(GIVEN PROBLEM): Write out the whole listing exactly as it stands.

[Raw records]
.....

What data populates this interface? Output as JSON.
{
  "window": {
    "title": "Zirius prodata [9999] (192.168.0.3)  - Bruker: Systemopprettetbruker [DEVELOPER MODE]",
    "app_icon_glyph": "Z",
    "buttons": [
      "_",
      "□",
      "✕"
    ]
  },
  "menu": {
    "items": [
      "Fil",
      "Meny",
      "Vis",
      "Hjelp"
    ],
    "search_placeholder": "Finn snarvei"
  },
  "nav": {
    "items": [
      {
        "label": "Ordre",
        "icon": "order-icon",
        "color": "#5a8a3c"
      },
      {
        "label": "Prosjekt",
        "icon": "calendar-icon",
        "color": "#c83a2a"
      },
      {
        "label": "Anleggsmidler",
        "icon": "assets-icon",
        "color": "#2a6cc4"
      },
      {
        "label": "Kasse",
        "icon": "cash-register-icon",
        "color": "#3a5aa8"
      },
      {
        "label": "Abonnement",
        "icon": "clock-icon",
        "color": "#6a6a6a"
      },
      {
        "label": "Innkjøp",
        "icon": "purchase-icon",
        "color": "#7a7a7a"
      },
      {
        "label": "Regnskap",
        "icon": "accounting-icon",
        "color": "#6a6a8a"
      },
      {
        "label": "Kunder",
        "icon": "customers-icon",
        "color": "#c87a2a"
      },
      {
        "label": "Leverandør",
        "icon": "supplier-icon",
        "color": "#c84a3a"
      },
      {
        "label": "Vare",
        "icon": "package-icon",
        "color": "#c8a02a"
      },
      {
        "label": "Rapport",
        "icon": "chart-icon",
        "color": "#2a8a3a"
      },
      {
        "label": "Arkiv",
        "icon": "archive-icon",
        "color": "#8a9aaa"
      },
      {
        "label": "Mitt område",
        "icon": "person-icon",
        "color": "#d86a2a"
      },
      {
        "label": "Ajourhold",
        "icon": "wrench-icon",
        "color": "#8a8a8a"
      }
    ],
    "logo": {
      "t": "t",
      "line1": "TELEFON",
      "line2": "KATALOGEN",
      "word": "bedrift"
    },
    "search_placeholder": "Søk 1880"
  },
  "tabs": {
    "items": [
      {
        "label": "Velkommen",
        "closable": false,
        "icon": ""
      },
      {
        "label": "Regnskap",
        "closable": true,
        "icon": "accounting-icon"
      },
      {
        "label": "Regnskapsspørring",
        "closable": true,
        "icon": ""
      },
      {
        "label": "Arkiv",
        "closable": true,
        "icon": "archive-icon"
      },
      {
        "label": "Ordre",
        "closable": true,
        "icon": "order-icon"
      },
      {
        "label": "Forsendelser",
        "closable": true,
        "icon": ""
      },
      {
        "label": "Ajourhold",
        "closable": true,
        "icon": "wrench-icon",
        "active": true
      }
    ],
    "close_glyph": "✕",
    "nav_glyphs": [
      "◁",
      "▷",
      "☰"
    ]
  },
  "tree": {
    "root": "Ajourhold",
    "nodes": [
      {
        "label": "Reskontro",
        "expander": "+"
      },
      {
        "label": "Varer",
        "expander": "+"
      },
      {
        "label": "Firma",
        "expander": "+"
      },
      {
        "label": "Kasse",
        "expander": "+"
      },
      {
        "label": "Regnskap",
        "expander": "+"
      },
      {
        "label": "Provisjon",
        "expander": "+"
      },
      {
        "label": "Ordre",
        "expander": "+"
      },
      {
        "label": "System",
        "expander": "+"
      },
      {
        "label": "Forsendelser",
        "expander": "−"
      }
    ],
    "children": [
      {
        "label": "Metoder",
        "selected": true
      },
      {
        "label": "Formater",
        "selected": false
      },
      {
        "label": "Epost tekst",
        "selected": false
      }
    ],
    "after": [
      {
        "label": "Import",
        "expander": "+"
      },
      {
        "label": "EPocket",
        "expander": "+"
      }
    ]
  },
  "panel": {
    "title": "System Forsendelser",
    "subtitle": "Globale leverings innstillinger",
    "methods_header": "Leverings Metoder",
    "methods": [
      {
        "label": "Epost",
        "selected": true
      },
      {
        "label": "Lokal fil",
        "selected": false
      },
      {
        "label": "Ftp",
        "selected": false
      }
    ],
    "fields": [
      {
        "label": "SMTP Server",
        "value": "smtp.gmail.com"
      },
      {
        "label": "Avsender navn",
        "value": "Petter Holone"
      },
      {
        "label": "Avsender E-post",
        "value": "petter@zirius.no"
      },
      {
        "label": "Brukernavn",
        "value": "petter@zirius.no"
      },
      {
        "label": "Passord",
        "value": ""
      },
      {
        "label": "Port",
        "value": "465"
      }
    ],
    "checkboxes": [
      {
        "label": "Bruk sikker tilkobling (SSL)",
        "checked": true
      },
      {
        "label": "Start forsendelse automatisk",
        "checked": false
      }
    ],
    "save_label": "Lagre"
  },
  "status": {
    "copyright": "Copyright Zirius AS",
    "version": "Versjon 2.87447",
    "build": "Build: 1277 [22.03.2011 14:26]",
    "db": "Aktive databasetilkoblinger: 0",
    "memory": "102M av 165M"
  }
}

.....

(SOLUTION TO THE PROBLEM):
What data populates this interface? Output as JSON.
{
  "window": {
    "title": "Zirius prodata [9999] (192.168.0.3)  - Bruker: Systemopprettetbruker [DEVELOPER MODE]",
    "app_icon_glyph": "Z",
    "buttons": [
      "_",
      "□",
      "✕"
    ]
  },
  "menu": {
    "items": [
      "Fil",
      "Meny",
      "Vis",
      "Hjelp"
    ],
    "search_placeholder": "Finn snarvei"
  },
  "nav": {
    "items": [
      {
        "label": "Ordre",
        "icon": "order-icon",
        "color": "#5a8a3c"
      },
      {
        "label": "Prosjekt",
        "icon": "calendar-icon",
        "color": "#c83a2a"
      },
      {
        "label": "Anleggsmidler",
        "icon": "assets-icon",
        "color": "#2a6cc4"
      },
      {
        "label": "Kasse",
        "icon": "cash-register-icon",
        "color": "#3a5aa8"
      },
      {
        "label": "Abonnement",
        "icon": "clock-icon",
        "color": "#6a6a6a"
      },
      {
        "label": "Innkjøp",
        "icon": "purchase-icon",
        "color": "#7a7a7a"
      },
      {
        "label": "Regnskap",
        "icon": "accounting-icon",
        "color": "#6a6a8a"
      },
      {
        "label": "Kunder",
        "icon": "customers-icon",
        "color": "#c87a2a"
      },
      {
        "label": "Leverandør",
        "icon": "supplier-icon",
        "color": "#c84a3a"
      },
      {
        "label": "Vare",
        "icon": "package-icon",
        "color": "#c8a02a"
      },
      {
        "label": "Rapport",
        "icon": "chart-icon",
        "color": "#2a8a3a"
      },
      {
        "label": "Arkiv",
        "icon": "archive-icon",
        "color": "#8a9aaa"
      },
      {
        "label": "Mitt område",
        "icon": "person-icon",
        "color": "#d86a2a"
      },
      {
        "label": "Ajourhold",
        "icon": "wrench-icon",
        "color": "#8a8a8a"
      }
    ],
    "logo": {
      "t": "t",
      "line1": "TELEFON",
      "line2": "KATALOGEN",
      "word": "bedrift"
    },
    "search_placeholder": "Søk 1880"
  },
  "tabs": {
    "items": [
      {
        "label": "Velkommen",
        "closable": false,
        "icon": ""
      },
      {
        "label": "Regnskap",
        "closable": true,
        "icon": "accounting-icon"
      },
      {
        "label": "Regnskapsspørring",
        "closable": true,
        "icon": ""
      },
      {
        "label": "Arkiv",
        "closable": true,
        "icon": "archive-icon"
      },
      {
        "label": "Ordre",
        "closable": true,
        "icon": "order-icon"
      },
      {
        "label": "Forsendelser",
        "closable": true,
        "icon": ""
      },
      {
        "label": "Ajourhold",
        "closable": true,
        "icon": "wrench-icon",
        "active": true
      }
    ],
    "close_glyph": "✕",
    "nav_glyphs": [
      "◁",
      "▷",
      "☰"
    ]
  },
  "tree": {
    "root": "Ajourhold",
    "nodes": [
      {
        "label": "Reskontro",
        "expander": "+"
      },
      {
        "label": "Varer",
        "expander": "+"
      },
      {
        "label": "Firma",
        "expander": "+"
      },
      {
        "label": "Kasse",
        "expander": "+"
      },
      {
        "label": "Regnskap",
        "expander": "+"
      },
      {
        "label": "Provisjon",
        "expander": "+"
      },
      {
        "label": "Ordre",
        "expander": "+"
      },
      {
        "label": "System",
        "expander": "+"
      },
      {
        "label": "Forsendelser",
        "expander": "−"
      }
    ],
    "children": [
      {
        "label": "Metoder",
        "selected": true
      },
      {
        "label": "Formater",
        "selected": false
      },
      {
        "label": "Epost tekst",
        "selected": false
      }
    ],
    "after": [
      {
        "label": "Import",
        "expander": "+"
      },
      {
        "label": "EPocket",
        "expander": "+"
      }
    ]
  },
  "panel": {
    "title": "System Forsendelser",
    "subtitle": "Globale leverings innstillinger",
    "methods_header": "Leverings Metoder",
    "methods": [
      {
        "label": "Epost",
        "selected": true
      },
      {
        "label": "Lokal fil",
        "selected": false
      },
      {
        "label": "Ftp",
        "selected": false
      }
    ],
    "fields": [
      {
        "label": "SMTP Server",
        "value": "smtp.gmail.com"
      },
      {
        "label": "Avsender navn",
        "value": "Petter Holone"
      },
      {
        "label": "Avsender E-post",
        "value": "petter@zirius.no"
      },
      {
        "label": "Brukernavn",
        "value": "petter@zirius.no"
      },
      {
        "label": "Passord",
        "value": ""
      },
      {
        "label": "Port",
        "value": "465"
      }
    ],
    "checkboxes": [
      {
        "label": "Bruk sikker tilkobling (SSL)",
        "checked": true
      },
      {
        "label": "Start forsendelse automatisk",
        "checked": false
      }
    ],
    "save_label": "Lagre"
  },
  "status": {
    "copyright": "Copyright Zirius AS",
    "version": "Versjon 2.87447",
    "build": "Build: 1277 [22.03.2011 14:26]",
    "db": "Aktive databasetilkoblinger: 0",
    "memory": "102M av 165M"
  }
}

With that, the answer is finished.